Segment Start: TEXT

The National Corn Growers Association, along with a broad coalition of national and state agriculture and bioscience organizations, sent a letter to President Biden this week to thank the administration for beginning technical consultations with Mexico concerning its action to ban imports of biotech corn. The letter calls for those consultations to start without delay.
“We support your administration’s request for consultations with Mexico regarding its treatment of agricultural biotechnology and denying the use of certain crop protection tools, to provide a framework and timeline to resolve this issue,” the 62 groups wrote. “We look forward to these consultations beginning promptly.”
Technical consultations bring leaders from the involved countries, which now includes Canada as well, into formal discussions to resolve the dispute. If the talks are not successful, the U.S. can initiate a dispute settlement under USMCA.
The organizations expressed appreciation for the administration’s efforts over several months to resolve the issue through negotiations but indicated that the results, including a revised decree that Mexico issued Feb. 13, 2023, are inadequate, and now it is time for action.
The new decree, which the groups said drew a non-science based distinction between corn for food and corn for feed and industrial uses, is inconsistent with USMCA obligations. The new decree “continues to limit the use of innovative agricultural tools, extends restrictions on safe crop protection products, and enacts barriers to trade,” the groups wrote, and it “fails to establish a science- and risk-based regulatory approval process for all agricultural biotechnology products and ignores the immediate need to establish a risk assessment process for gene editing technology.”
The agricultural and biotechnology groups reiterated the importance of beginning the legal process to not only resolve the dispute with Mexico but also prevent other countries from following suit.
“The United States must use the dispute mechanisms afforded in trade agreements like the USMCA to ensure trade barriers or domestic policies do not limit the tools U.S. farmers have to sustainably produce food for our ever-growing world population,” the letter concludes. “Sending a strong signal on enforcement will serve as a critical precedent for other trading partners.”
Mexico’s President Andrés Manuel López Obrador issued a decree in December 2020 to phase out imports of genetically modified corn by 2024. Mexico’s revised decree, issued last month, clarified that the ban applied to corn for food use effective immediately and could apply to feed corn in the future. Mexico is a top market for U.S. corn exports, which are mostly genetically modified corn.

Segment End: TEXT

» TASK REQUIREMENTS:
Name every country mentioned by name in the article about the biotech corn dispute. The entries that follow have nothing to do with the article.

Segment Start: INFORMATION GIVEN

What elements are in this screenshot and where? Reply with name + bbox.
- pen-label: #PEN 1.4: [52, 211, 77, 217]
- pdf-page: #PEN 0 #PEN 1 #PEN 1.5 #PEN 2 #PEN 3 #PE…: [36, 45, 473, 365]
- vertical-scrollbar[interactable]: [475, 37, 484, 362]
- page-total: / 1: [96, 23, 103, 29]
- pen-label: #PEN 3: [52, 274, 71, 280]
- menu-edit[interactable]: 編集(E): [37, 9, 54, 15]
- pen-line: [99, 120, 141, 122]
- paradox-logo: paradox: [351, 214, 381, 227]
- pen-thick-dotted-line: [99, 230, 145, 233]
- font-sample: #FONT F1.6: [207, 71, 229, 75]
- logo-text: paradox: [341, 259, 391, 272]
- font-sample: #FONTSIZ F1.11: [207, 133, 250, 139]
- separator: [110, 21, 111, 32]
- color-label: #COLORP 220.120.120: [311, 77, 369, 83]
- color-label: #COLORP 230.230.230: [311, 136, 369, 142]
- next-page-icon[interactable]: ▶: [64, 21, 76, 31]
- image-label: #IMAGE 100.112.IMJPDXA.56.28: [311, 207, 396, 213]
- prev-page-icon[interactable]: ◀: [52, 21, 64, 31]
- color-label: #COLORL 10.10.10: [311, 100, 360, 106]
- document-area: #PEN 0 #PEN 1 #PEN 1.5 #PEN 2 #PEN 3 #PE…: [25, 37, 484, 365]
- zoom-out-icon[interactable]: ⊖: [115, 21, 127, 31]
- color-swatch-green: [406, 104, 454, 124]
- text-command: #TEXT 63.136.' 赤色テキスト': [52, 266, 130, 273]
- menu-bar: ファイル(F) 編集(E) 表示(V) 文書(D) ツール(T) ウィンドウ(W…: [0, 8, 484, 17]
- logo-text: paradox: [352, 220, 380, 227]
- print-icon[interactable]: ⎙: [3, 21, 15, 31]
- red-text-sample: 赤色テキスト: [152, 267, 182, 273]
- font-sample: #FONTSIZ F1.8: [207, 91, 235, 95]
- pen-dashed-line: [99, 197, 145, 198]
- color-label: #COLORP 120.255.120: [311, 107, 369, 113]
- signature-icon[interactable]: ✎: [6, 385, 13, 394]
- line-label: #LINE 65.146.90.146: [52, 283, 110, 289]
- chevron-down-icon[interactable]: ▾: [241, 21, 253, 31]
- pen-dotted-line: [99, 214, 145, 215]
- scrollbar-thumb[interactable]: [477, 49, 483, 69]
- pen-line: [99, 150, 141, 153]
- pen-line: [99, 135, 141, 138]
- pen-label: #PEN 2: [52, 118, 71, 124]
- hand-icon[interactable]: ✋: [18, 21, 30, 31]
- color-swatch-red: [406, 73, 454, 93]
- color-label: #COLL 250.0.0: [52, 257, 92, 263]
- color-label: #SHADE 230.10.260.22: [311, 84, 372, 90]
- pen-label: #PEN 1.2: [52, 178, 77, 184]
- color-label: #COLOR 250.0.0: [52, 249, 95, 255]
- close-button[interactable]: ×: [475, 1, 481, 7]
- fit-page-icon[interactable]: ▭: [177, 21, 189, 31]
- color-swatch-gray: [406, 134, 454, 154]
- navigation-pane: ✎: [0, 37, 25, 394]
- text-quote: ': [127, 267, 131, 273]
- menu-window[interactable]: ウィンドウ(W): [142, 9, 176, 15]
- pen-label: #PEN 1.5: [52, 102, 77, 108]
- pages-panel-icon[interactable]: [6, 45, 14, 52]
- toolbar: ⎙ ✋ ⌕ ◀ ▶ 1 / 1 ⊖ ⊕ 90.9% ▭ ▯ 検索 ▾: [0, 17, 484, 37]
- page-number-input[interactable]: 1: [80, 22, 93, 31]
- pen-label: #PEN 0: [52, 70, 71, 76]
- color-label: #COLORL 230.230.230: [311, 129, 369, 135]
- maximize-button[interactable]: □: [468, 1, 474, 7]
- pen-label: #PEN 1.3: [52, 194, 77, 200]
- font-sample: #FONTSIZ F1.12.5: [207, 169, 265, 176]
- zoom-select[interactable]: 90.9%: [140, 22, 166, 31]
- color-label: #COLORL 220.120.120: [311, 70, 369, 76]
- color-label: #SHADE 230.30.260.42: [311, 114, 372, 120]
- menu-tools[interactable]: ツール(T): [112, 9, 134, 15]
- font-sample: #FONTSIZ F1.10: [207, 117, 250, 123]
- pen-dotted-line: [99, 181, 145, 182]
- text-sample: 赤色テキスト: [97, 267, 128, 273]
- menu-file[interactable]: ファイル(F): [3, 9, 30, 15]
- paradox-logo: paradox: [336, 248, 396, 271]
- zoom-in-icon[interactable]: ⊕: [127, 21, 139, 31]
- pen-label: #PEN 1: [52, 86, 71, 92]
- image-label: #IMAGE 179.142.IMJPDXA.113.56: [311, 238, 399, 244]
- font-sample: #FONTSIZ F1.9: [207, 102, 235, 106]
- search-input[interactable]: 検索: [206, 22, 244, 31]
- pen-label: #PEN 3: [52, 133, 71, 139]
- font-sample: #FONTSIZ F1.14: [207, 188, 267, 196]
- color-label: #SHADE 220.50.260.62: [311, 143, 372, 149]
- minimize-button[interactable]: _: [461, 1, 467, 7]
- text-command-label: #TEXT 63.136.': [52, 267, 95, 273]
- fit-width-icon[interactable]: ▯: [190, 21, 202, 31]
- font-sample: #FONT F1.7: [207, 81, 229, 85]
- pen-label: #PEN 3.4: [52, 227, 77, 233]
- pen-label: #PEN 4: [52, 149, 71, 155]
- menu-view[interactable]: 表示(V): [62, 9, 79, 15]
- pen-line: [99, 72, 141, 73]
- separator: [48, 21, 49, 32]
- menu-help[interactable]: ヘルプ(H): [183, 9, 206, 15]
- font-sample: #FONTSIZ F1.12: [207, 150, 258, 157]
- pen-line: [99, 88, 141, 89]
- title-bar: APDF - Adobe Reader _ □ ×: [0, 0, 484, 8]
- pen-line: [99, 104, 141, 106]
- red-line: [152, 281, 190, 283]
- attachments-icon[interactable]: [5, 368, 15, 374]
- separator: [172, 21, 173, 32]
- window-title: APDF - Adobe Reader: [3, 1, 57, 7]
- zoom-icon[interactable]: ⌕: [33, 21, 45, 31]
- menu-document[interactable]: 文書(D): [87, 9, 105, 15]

Segment End: INFORMATION GIVEN

» FINISHED TASK:
Mexico, Canada, and the United States.